**Aim of the exercise**
Start at the first line of the items and stop after the line containing "- signature-block: 上海市普陀区民政局". Rewrite those lines with "screenshot" swapped for "image", keeping everything else the same.

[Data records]

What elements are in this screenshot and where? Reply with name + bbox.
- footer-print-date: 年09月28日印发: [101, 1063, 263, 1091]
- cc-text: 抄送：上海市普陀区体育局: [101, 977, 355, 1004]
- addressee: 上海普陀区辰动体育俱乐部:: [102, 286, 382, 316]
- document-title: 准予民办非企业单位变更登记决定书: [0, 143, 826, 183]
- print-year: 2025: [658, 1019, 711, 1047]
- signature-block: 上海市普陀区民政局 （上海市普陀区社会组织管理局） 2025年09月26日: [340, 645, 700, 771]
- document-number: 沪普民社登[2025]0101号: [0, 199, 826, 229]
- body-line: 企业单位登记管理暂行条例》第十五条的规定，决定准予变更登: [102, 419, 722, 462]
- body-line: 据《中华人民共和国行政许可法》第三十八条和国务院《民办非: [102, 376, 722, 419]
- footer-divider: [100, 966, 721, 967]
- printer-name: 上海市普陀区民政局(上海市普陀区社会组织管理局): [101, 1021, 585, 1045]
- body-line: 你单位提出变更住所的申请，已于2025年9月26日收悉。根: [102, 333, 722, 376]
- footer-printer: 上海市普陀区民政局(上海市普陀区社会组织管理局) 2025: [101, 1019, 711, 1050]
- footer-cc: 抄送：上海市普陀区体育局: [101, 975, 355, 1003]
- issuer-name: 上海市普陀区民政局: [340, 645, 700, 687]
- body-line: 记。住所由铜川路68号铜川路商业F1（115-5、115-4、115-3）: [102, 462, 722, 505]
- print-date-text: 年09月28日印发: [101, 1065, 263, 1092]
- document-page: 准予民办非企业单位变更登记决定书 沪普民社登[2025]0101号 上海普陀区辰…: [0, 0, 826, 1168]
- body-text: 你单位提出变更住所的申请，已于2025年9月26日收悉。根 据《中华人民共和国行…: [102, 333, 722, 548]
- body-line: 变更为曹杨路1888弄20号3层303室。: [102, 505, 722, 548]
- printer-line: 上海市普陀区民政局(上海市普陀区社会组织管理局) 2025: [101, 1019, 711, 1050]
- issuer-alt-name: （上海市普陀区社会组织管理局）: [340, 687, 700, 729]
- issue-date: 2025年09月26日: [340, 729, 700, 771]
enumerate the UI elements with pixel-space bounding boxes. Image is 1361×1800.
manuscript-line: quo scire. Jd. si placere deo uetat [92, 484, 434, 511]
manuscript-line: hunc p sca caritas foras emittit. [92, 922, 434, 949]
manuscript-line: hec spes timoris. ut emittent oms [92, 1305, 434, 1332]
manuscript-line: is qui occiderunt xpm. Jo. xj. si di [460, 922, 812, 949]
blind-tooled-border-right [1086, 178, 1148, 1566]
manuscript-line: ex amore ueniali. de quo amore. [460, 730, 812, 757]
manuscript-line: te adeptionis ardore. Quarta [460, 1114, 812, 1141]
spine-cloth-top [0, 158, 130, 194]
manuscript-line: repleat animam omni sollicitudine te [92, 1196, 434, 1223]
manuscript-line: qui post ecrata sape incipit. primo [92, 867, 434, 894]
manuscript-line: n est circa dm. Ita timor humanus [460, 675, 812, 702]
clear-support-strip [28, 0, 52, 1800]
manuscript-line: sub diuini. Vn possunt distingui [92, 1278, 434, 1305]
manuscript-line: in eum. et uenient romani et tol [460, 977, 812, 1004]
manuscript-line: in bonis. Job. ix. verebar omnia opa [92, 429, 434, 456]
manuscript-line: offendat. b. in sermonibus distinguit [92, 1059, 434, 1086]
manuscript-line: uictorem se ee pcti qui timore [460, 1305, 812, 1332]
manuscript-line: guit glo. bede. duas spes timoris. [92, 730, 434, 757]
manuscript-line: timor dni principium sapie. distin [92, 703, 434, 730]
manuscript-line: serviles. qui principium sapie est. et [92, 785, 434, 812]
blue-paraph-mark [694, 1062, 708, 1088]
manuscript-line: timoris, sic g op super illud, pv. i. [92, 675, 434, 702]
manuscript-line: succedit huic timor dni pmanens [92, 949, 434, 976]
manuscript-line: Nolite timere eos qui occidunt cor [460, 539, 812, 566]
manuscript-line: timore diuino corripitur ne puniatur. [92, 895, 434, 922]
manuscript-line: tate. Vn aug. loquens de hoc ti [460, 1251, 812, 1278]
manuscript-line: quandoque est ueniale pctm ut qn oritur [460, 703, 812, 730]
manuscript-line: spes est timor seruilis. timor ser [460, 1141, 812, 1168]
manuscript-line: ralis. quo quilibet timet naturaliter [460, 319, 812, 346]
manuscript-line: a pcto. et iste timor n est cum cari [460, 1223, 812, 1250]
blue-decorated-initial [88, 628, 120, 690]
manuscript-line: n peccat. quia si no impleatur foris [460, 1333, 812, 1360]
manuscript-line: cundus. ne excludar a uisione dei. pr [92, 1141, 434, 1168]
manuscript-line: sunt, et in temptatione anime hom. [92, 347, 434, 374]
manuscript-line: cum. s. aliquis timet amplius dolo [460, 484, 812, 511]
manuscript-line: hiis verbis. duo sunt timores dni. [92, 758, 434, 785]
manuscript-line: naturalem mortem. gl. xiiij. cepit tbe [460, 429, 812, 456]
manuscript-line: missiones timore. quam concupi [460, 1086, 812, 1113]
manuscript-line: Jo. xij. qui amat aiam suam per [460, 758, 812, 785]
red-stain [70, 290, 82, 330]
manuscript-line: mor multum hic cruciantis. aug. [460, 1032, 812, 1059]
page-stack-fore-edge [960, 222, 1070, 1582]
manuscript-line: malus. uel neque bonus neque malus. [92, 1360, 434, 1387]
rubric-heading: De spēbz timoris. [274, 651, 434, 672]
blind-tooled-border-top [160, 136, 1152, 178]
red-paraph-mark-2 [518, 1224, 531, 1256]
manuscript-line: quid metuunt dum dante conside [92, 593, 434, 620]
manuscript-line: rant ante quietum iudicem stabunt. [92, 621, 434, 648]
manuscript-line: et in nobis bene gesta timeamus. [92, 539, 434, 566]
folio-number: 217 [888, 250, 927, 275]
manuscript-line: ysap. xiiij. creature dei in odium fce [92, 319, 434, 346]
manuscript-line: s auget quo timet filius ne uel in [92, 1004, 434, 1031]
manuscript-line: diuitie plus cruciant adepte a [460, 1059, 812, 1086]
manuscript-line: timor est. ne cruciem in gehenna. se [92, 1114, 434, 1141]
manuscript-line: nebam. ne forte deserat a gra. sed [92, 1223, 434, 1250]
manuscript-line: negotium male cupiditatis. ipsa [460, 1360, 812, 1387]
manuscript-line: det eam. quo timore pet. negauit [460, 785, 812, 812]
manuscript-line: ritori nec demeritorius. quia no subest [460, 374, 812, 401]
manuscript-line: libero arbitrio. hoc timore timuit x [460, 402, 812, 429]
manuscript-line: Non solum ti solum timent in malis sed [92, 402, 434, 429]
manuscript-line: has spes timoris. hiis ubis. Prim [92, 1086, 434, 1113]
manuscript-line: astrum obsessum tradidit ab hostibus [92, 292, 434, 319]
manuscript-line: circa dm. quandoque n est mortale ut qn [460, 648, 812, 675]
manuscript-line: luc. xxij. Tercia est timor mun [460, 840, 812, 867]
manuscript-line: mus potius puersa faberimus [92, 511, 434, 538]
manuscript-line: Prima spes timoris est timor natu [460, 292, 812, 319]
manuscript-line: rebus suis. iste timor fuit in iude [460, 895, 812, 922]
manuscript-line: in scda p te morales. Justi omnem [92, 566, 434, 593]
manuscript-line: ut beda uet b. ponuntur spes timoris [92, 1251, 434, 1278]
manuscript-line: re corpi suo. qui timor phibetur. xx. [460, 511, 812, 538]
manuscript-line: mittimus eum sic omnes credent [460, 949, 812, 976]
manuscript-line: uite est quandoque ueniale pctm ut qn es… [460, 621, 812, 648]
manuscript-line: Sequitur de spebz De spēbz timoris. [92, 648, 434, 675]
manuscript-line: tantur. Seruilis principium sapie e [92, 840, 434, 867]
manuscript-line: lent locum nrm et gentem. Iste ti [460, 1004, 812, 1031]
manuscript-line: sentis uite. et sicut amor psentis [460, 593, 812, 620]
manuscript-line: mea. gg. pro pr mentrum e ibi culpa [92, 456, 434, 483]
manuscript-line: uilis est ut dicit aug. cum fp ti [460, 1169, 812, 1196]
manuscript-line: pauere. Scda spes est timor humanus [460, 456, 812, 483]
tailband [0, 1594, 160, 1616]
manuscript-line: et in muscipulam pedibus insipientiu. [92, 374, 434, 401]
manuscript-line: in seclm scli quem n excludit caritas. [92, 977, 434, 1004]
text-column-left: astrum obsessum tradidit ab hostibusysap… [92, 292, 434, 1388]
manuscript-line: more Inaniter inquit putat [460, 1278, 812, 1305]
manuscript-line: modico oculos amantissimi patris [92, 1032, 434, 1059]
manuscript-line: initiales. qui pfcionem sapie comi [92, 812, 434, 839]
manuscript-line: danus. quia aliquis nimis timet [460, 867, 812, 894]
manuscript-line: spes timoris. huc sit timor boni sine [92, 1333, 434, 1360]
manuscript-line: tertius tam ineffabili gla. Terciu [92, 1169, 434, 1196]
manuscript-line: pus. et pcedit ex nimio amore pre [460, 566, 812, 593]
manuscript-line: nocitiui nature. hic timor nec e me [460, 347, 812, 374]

**Output for this task**
What elements are in this image and where? Reply with name + bbox.
- footer-print-date: 年09月28日印发: [101, 1063, 263, 1091]
- cc-text: 抄送：上海市普陀区体育局: [101, 977, 355, 1004]
- addressee: 上海普陀区辰动体育俱乐部:: [102, 286, 382, 316]
- document-title: 准予民办非企业单位变更登记决定书: [0, 143, 826, 183]
- print-year: 2025: [658, 1019, 711, 1047]
- signature-block: 上海市普陀区民政局 （上海市普陀区社会组织管理局） 2025年09月26日: [340, 645, 700, 771]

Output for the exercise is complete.